REQUIREMENT:
Word for word, copy all the data and drop the pictures.

DATA TO USE:
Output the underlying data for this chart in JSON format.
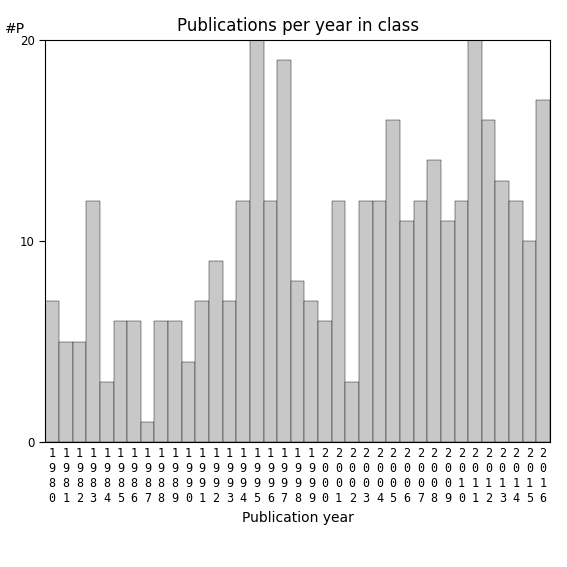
{
  "title": "Publications per year in class",
  "xlabel": "Publication year",
  "ylabel": "#P",
  "years": [
    1980,
    1981,
    1982,
    1983,
    1984,
    1985,
    1986,
    1987,
    1988,
    1989,
    1990,
    1991,
    1992,
    1993,
    1994,
    1995,
    1996,
    1997,
    1998,
    1999,
    2000,
    2001,
    2002,
    2003,
    2004,
    2005,
    2006,
    2007,
    2008,
    2009,
    2010,
    2011,
    2012,
    2013,
    2014,
    2015,
    2016
  ],
  "values": [
    7,
    5,
    5,
    12,
    3,
    6,
    6,
    1,
    6,
    6,
    4,
    7,
    9,
    7,
    12,
    20,
    12,
    19,
    8,
    7,
    6,
    12,
    3,
    12,
    12,
    16,
    11,
    12,
    14,
    11,
    12,
    20,
    16,
    13,
    12,
    10,
    17
  ],
  "bar_color": "#c8c8c8",
  "bar_edge_color": "#000000",
  "bar_edge_width": 0.3,
  "ylim": [
    0,
    20
  ],
  "yticks": [
    0,
    10,
    20
  ],
  "background_color": "#ffffff",
  "title_fontsize": 12,
  "axis_fontsize": 10,
  "tick_fontsize": 8.5
}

WORKED SOLUTION:
Output the underlying data for this chart in JSON format.
{
  "title": "Publications per year in class",
  "xlabel": "Publication year",
  "ylabel": "#P",
  "years": [
    1980,
    1981,
    1982,
    1983,
    1984,
    1985,
    1986,
    1987,
    1988,
    1989,
    1990,
    1991,
    1992,
    1993,
    1994,
    1995,
    1996,
    1997,
    1998,
    1999,
    2000,
    2001,
    2002,
    2003,
    2004,
    2005,
    2006,
    2007,
    2008,
    2009,
    2010,
    2011,
    2012,
    2013,
    2014,
    2015,
    2016
  ],
  "values": [
    7,
    5,
    5,
    12,
    3,
    6,
    6,
    1,
    6,
    6,
    4,
    7,
    9,
    7,
    12,
    20,
    12,
    19,
    8,
    7,
    6,
    12,
    3,
    12,
    12,
    16,
    11,
    12,
    14,
    11,
    12,
    20,
    16,
    13,
    12,
    10,
    17
  ],
  "bar_color": "#c8c8c8",
  "bar_edge_color": "#000000",
  "bar_edge_width": 0.3,
  "ylim": [
    0,
    20
  ],
  "yticks": [
    0,
    10,
    20
  ],
  "background_color": "#ffffff",
  "title_fontsize": 12,
  "axis_fontsize": 10,
  "tick_fontsize": 8.5
}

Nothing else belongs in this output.